**Required work:** Skip the pictures. Transcribe the rest of the data below without changing a word.
BEGIN Extracted data
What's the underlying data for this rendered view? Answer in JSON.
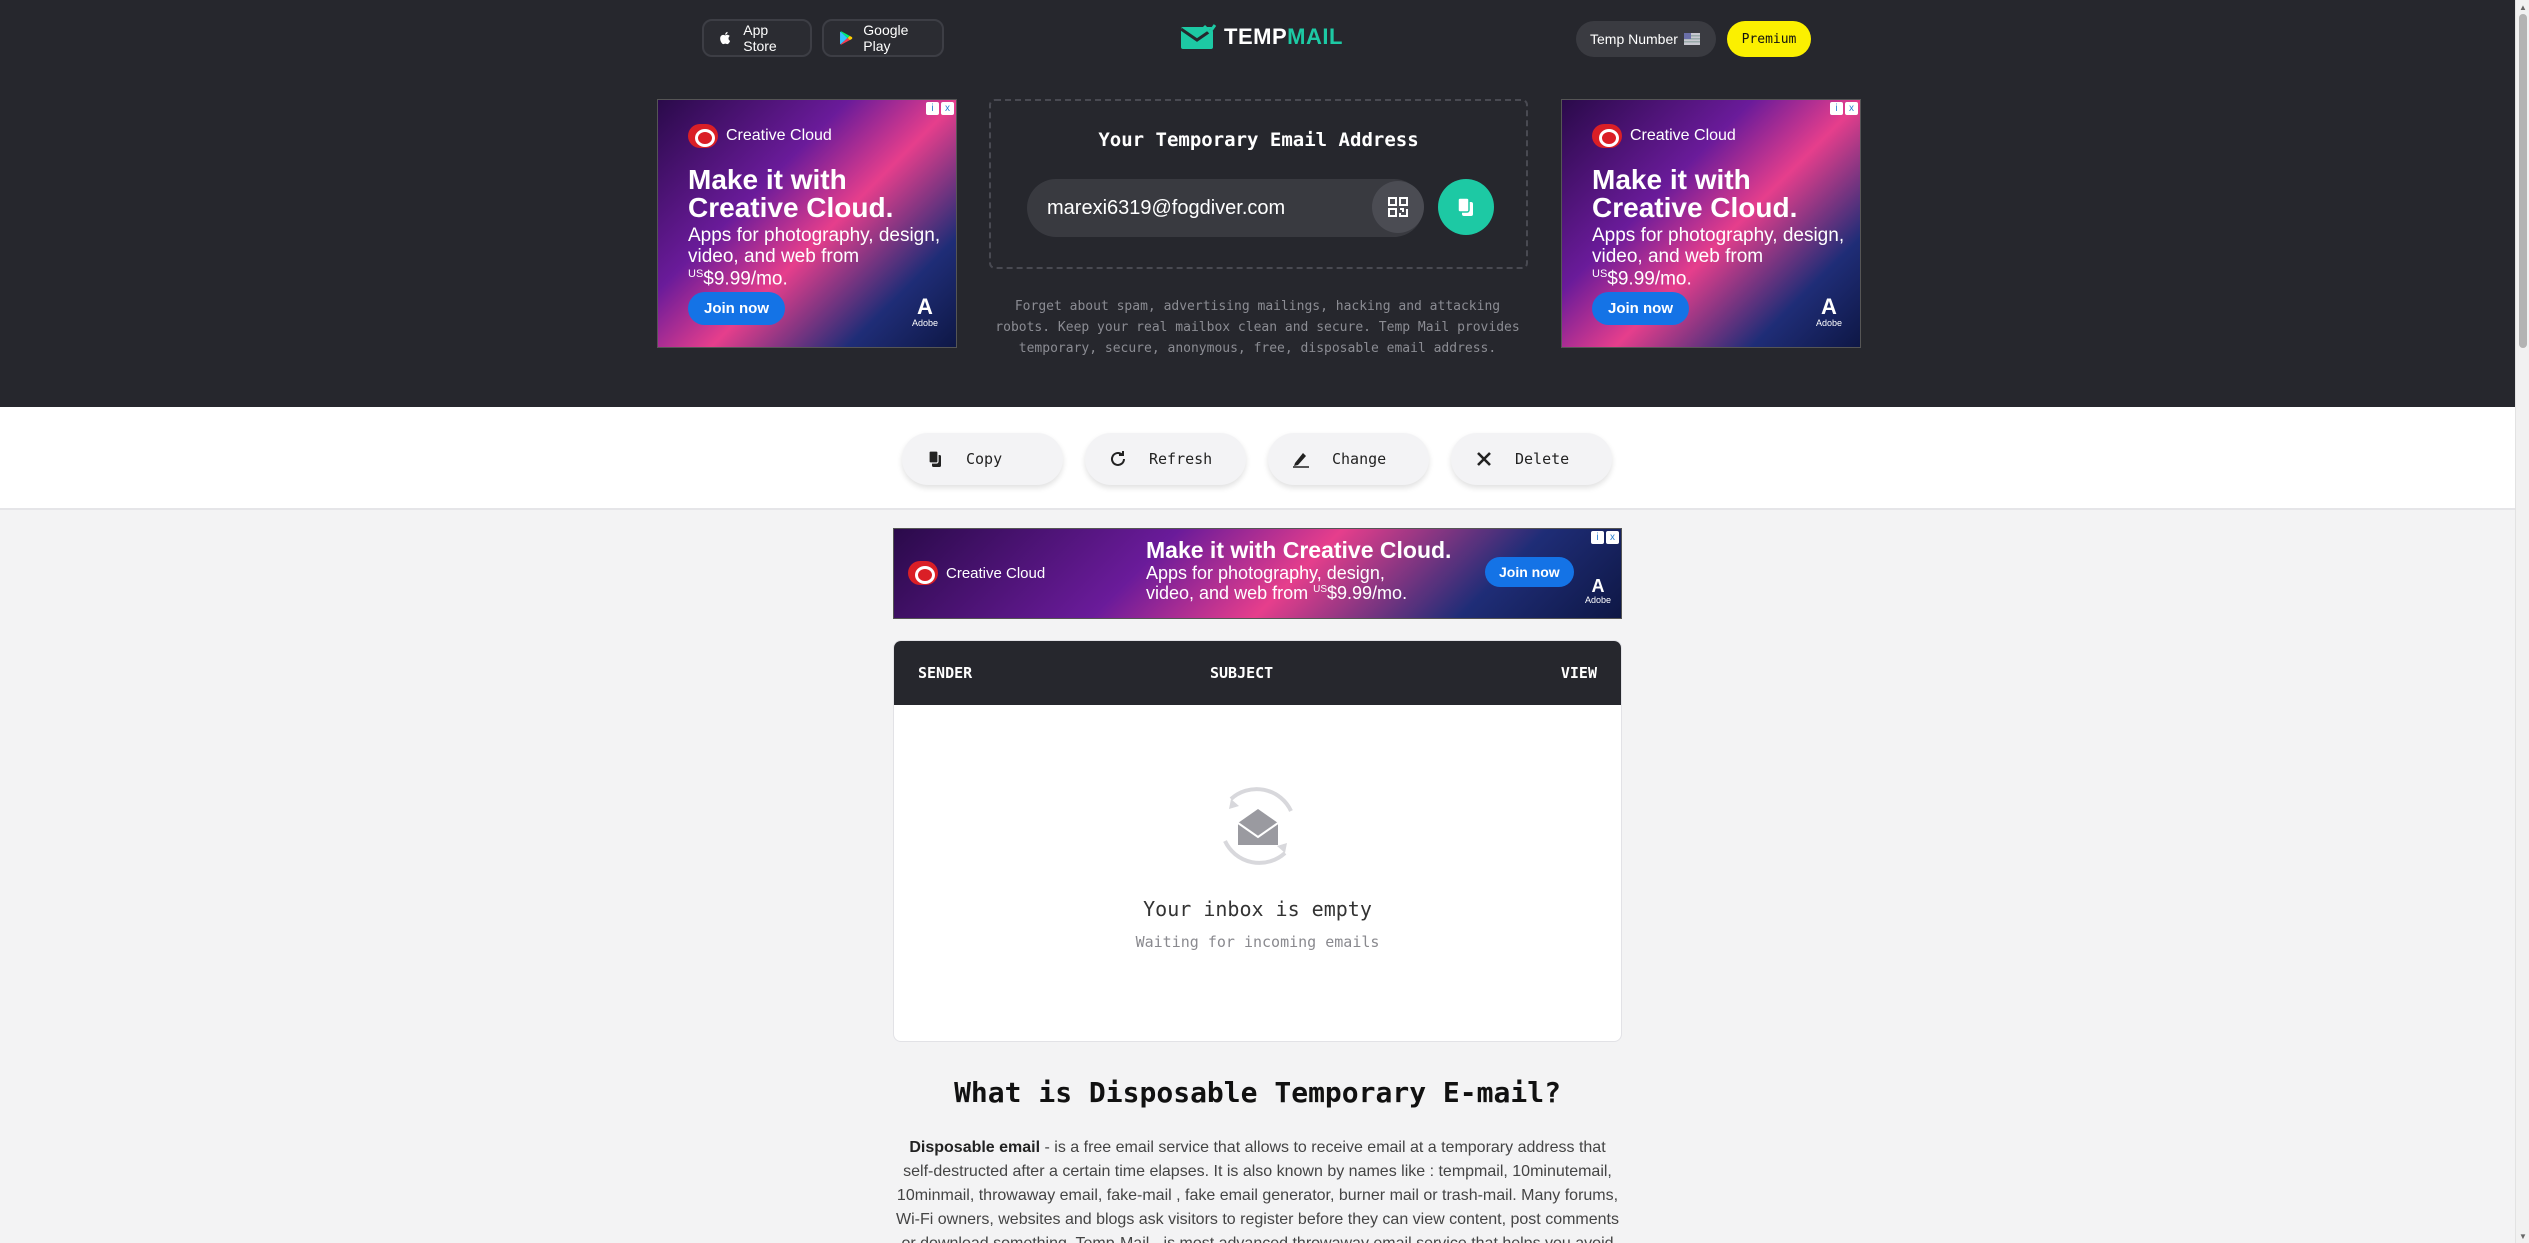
{
  "header": {
    "app_store": "App Store",
    "google_play": "Google Play",
    "logo_prefix": "TEMP",
    "logo_suffix": "MAIL",
    "temp_number": "Temp Number",
    "premium": "Premium"
  },
  "ads": {
    "side": {
      "brand": "Creative Cloud",
      "headline_1": "Make it with",
      "headline_2": "Creative Cloud.",
      "body_1": "Apps for photography, design,",
      "body_2": "video, and web from",
      "price_prefix": "US",
      "price": "$9.99/mo.",
      "cta": "Join now",
      "adobe": "Adobe"
    },
    "banner": {
      "brand": "Creative Cloud",
      "headline": "Make it with Creative Cloud.",
      "body_1": "Apps for photography, design,",
      "body_2": "video, and web from",
      "price_prefix": "US",
      "price": "$9.99/mo.",
      "cta": "Join now",
      "adobe": "Adobe"
    }
  },
  "email": {
    "title": "Your Temporary Email Address",
    "address": "marexi6319@fogdiver.com",
    "description": "Forget about spam, advertising mailings, hacking and attacking robots. Keep your real mailbox clean and secure. Temp Mail provides temporary, secure, anonymous, free, disposable email address."
  },
  "actions": {
    "copy": "Copy",
    "refresh": "Refresh",
    "change": "Change",
    "delete": "Delete"
  },
  "inbox": {
    "col_sender": "SENDER",
    "col_subject": "SUBJECT",
    "col_view": "VIEW",
    "empty_title": "Your inbox is empty",
    "empty_subtitle": "Waiting for incoming emails"
  },
  "article": {
    "title": "What is Disposable Temporary E-mail?",
    "lead": "Disposable email",
    "body": " - is a free email service that allows to receive email at a temporary address that self-destructed after a certain time elapses. It is also known by names like : tempmail, 10minutemail, 10minmail, throwaway email, fake-mail , fake email generator, burner mail or trash-mail. Many forums, Wi-Fi owners, websites and blogs ask visitors to register before they can view content, post comments or download something. Temp-Mail - is most advanced throwaway email service that helps you avoid"
  },
  "colors": {
    "header_bg": "#26272d",
    "accent": "#1dc9a4",
    "premium": "#fbf000"
  }
}
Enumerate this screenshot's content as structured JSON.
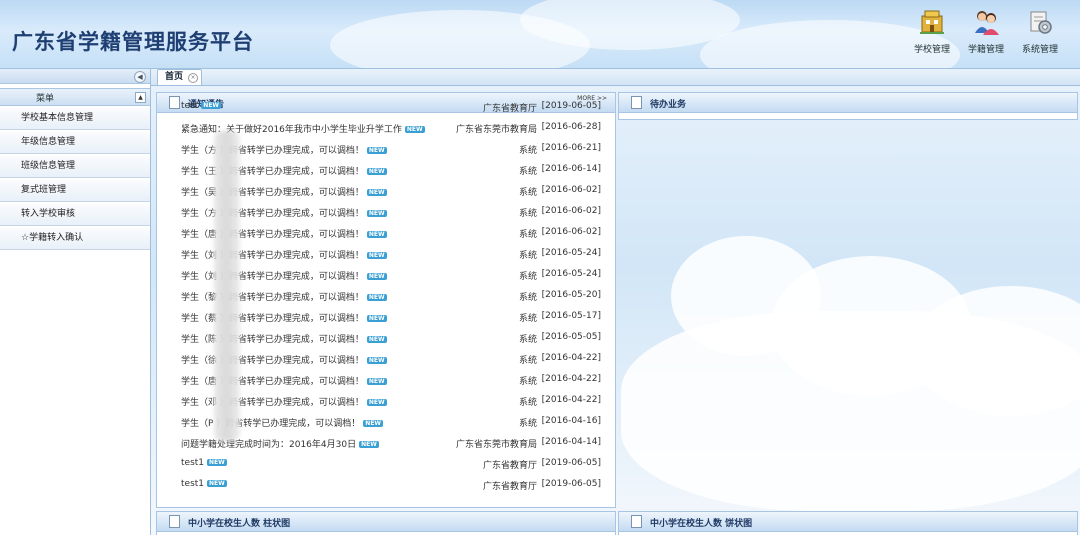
{
  "header": {
    "title": "广东省学籍管理服务平台",
    "tools": [
      {
        "label": "学校管理",
        "icon": "school-building-icon"
      },
      {
        "label": "学籍管理",
        "icon": "students-icon"
      },
      {
        "label": "系统管理",
        "icon": "system-gear-icon"
      }
    ]
  },
  "sidebar": {
    "menu_label": "菜单",
    "items": [
      {
        "label": "学校基本信息管理"
      },
      {
        "label": "年级信息管理"
      },
      {
        "label": "班级信息管理"
      },
      {
        "label": "复式班管理"
      },
      {
        "label": "转入学校审核"
      },
      {
        "label": "☆学籍转入确认"
      }
    ]
  },
  "tabs": [
    {
      "label": "首页"
    }
  ],
  "notice_panel": {
    "title": "通知通告",
    "more": "MORE >>",
    "new_badge": "NEW",
    "rows": [
      {
        "text": "test",
        "new": true,
        "source": "广东省教育厅",
        "date": "[2019-06-05]"
      },
      {
        "text": "紧急通知：关于做好2016年我市中小学生毕业升学工作",
        "new": true,
        "source": "广东省东莞市教育局",
        "date": "[2016-06-28]"
      },
      {
        "text": "学生（方 ）跨省转学已办理完成，可以调档！",
        "new": true,
        "source": "系统",
        "date": "[2016-06-21]"
      },
      {
        "text": "学生（王 ）跨省转学已办理完成，可以调档！",
        "new": true,
        "source": "系统",
        "date": "[2016-06-14]"
      },
      {
        "text": "学生（吴 ）跨省转学已办理完成，可以调档！",
        "new": true,
        "source": "系统",
        "date": "[2016-06-02]"
      },
      {
        "text": "学生（方 ）跨省转学已办理完成，可以调档！",
        "new": true,
        "source": "系统",
        "date": "[2016-06-02]"
      },
      {
        "text": "学生（唐 ）跨省转学已办理完成，可以调档！",
        "new": true,
        "source": "系统",
        "date": "[2016-06-02]"
      },
      {
        "text": "学生（刘 ）跨省转学已办理完成，可以调档！",
        "new": true,
        "source": "系统",
        "date": "[2016-05-24]"
      },
      {
        "text": "学生（刘 ）跨省转学已办理完成，可以调档！",
        "new": true,
        "source": "系统",
        "date": "[2016-05-24]"
      },
      {
        "text": "学生（黎 ）跨省转学已办理完成，可以调档！",
        "new": true,
        "source": "系统",
        "date": "[2016-05-20]"
      },
      {
        "text": "学生（蔡 ）跨省转学已办理完成，可以调档！",
        "new": true,
        "source": "系统",
        "date": "[2016-05-17]"
      },
      {
        "text": "学生（陈 ）跨省转学已办理完成，可以调档！",
        "new": true,
        "source": "系统",
        "date": "[2016-05-05]"
      },
      {
        "text": "学生（徐 ）跨省转学已办理完成，可以调档！",
        "new": true,
        "source": "系统",
        "date": "[2016-04-22]"
      },
      {
        "text": "学生（唐 ）跨省转学已办理完成，可以调档！",
        "new": true,
        "source": "系统",
        "date": "[2016-04-22]"
      },
      {
        "text": "学生（邓 ）跨省转学已办理完成，可以调档！",
        "new": true,
        "source": "系统",
        "date": "[2016-04-22]"
      },
      {
        "text": "学生（P ）跨省转学已办理完成，可以调档！",
        "new": true,
        "source": "系统",
        "date": "[2016-04-16]"
      },
      {
        "text": "问题学籍处理完成时间为：2016年4月30日",
        "new": true,
        "source": "广东省东莞市教育局",
        "date": "[2016-04-14]"
      },
      {
        "text": "test1",
        "new": true,
        "source": "广东省教育厅",
        "date": "[2019-06-05]"
      },
      {
        "text": "test1",
        "new": true,
        "source": "广东省教育厅",
        "date": "[2019-06-05]"
      }
    ]
  },
  "todo_panel": {
    "title": "待办业务"
  },
  "bar_panel": {
    "title": "中小学在校生人数 柱状图"
  },
  "pie_panel": {
    "title": "中小学在校生人数 饼状图"
  }
}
END Extracted data
**Exercise result:**
What's the underlying data for this rendered view? Answer in JSON.
{
  "header": {
    "app_store": "App Store",
    "google_play": "Google Play",
    "logo_prefix": "TEMP",
    "logo_suffix": "MAIL",
    "temp_number": "Temp Number",
    "premium": "Premium"
  },
  "ads": {
    "side": {
      "brand": "Creative Cloud",
      "headline_1": "Make it with",
      "headline_2": "Creative Cloud.",
      "body_1": "Apps for photography, design,",
      "body_2": "video, and web from",
      "price_prefix": "US",
      "price": "$9.99/mo.",
      "cta": "Join now",
      "adobe": "Adobe"
    },
    "banner": {
      "brand": "Creative Cloud",
      "headline": "Make it with Creative Cloud.",
      "body_1": "Apps for photography, design,",
      "body_2": "video, and web from",
      "price_prefix": "US",
      "price": "$9.99/mo.",
      "cta": "Join now",
      "adobe": "Adobe"
    }
  },
  "email": {
    "title": "Your Temporary Email Address",
    "address": "marexi6319@fogdiver.com",
    "description": "Forget about spam, advertising mailings, hacking and attacking robots. Keep your real mailbox clean and secure. Temp Mail provides temporary, secure, anonymous, free, disposable email address."
  },
  "actions": {
    "copy": "Copy",
    "refresh": "Refresh",
    "change": "Change",
    "delete": "Delete"
  },
  "inbox": {
    "col_sender": "SENDER",
    "col_subject": "SUBJECT",
    "col_view": "VIEW",
    "empty_title": "Your inbox is empty",
    "empty_subtitle": "Waiting for incoming emails"
  },
  "article": {
    "title": "What is Disposable Temporary E-mail?",
    "lead": "Disposable email",
    "body": " - is a free email service that allows to receive email at a temporary address that self-destructed after a certain time elapses. It is also known by names like : tempmail, 10minutemail, 10minmail, throwaway email, fake-mail , fake email generator, burner mail or trash-mail. Many forums, Wi-Fi owners, websites and blogs ask visitors to register before they can view content, post comments or download something. Temp-Mail - is most advanced throwaway email service that helps you avoid"
  },
  "colors": {
    "header_bg": "#26272d",
    "accent": "#1dc9a4",
    "premium": "#fbf000"
  }
}
Enumerate this screenshot's content as structured JSON.
{
  "header": {
    "title": "广东省学籍管理服务平台",
    "tools": [
      {
        "label": "学校管理",
        "icon": "school-building-icon"
      },
      {
        "label": "学籍管理",
        "icon": "students-icon"
      },
      {
        "label": "系统管理",
        "icon": "system-gear-icon"
      }
    ]
  },
  "sidebar": {
    "menu_label": "菜单",
    "items": [
      {
        "label": "学校基本信息管理"
      },
      {
        "label": "年级信息管理"
      },
      {
        "label": "班级信息管理"
      },
      {
        "label": "复式班管理"
      },
      {
        "label": "转入学校审核"
      },
      {
        "label": "☆学籍转入确认"
      }
    ]
  },
  "tabs": [
    {
      "label": "首页"
    }
  ],
  "notice_panel": {
    "title": "通知通告",
    "more": "MORE >>",
    "new_badge": "NEW",
    "rows": [
      {
        "text": "test",
        "new": true,
        "source": "广东省教育厅",
        "date": "[2019-06-05]"
      },
      {
        "text": "紧急通知：关于做好2016年我市中小学生毕业升学工作",
        "new": true,
        "source": "广东省东莞市教育局",
        "date": "[2016-06-28]"
      },
      {
        "text": "学生（方 ）跨省转学已办理完成，可以调档！",
        "new": true,
        "source": "系统",
        "date": "[2016-06-21]"
      },
      {
        "text": "学生（王 ）跨省转学已办理完成，可以调档！",
        "new": true,
        "source": "系统",
        "date": "[2016-06-14]"
      },
      {
        "text": "学生（吴 ）跨省转学已办理完成，可以调档！",
        "new": true,
        "source": "系统",
        "date": "[2016-06-02]"
      },
      {
        "text": "学生（方 ）跨省转学已办理完成，可以调档！",
        "new": true,
        "source": "系统",
        "date": "[2016-06-02]"
      },
      {
        "text": "学生（唐 ）跨省转学已办理完成，可以调档！",
        "new": true,
        "source": "系统",
        "date": "[2016-06-02]"
      },
      {
        "text": "学生（刘 ）跨省转学已办理完成，可以调档！",
        "new": true,
        "source": "系统",
        "date": "[2016-05-24]"
      },
      {
        "text": "学生（刘 ）跨省转学已办理完成，可以调档！",
        "new": true,
        "source": "系统",
        "date": "[2016-05-24]"
      },
      {
        "text": "学生（黎 ）跨省转学已办理完成，可以调档！",
        "new": true,
        "source": "系统",
        "date": "[2016-05-20]"
      },
      {
        "text": "学生（蔡 ）跨省转学已办理完成，可以调档！",
        "new": true,
        "source": "系统",
        "date": "[2016-05-17]"
      },
      {
        "text": "学生（陈 ）跨省转学已办理完成，可以调档！",
        "new": true,
        "source": "系统",
        "date": "[2016-05-05]"
      },
      {
        "text": "学生（徐 ）跨省转学已办理完成，可以调档！",
        "new": true,
        "source": "系统",
        "date": "[2016-04-22]"
      },
      {
        "text": "学生（唐 ）跨省转学已办理完成，可以调档！",
        "new": true,
        "source": "系统",
        "date": "[2016-04-22]"
      },
      {
        "text": "学生（邓 ）跨省转学已办理完成，可以调档！",
        "new": true,
        "source": "系统",
        "date": "[2016-04-22]"
      },
      {
        "text": "学生（P ）跨省转学已办理完成，可以调档！",
        "new": true,
        "source": "系统",
        "date": "[2016-04-16]"
      },
      {
        "text": "问题学籍处理完成时间为：2016年4月30日",
        "new": true,
        "source": "广东省东莞市教育局",
        "date": "[2016-04-14]"
      },
      {
        "text": "test1",
        "new": true,
        "source": "广东省教育厅",
        "date": "[2019-06-05]"
      },
      {
        "text": "test1",
        "new": true,
        "source": "广东省教育厅",
        "date": "[2019-06-05]"
      }
    ]
  },
  "todo_panel": {
    "title": "待办业务"
  },
  "bar_panel": {
    "title": "中小学在校生人数 柱状图"
  },
  "pie_panel": {
    "title": "中小学在校生人数 饼状图"
  }
}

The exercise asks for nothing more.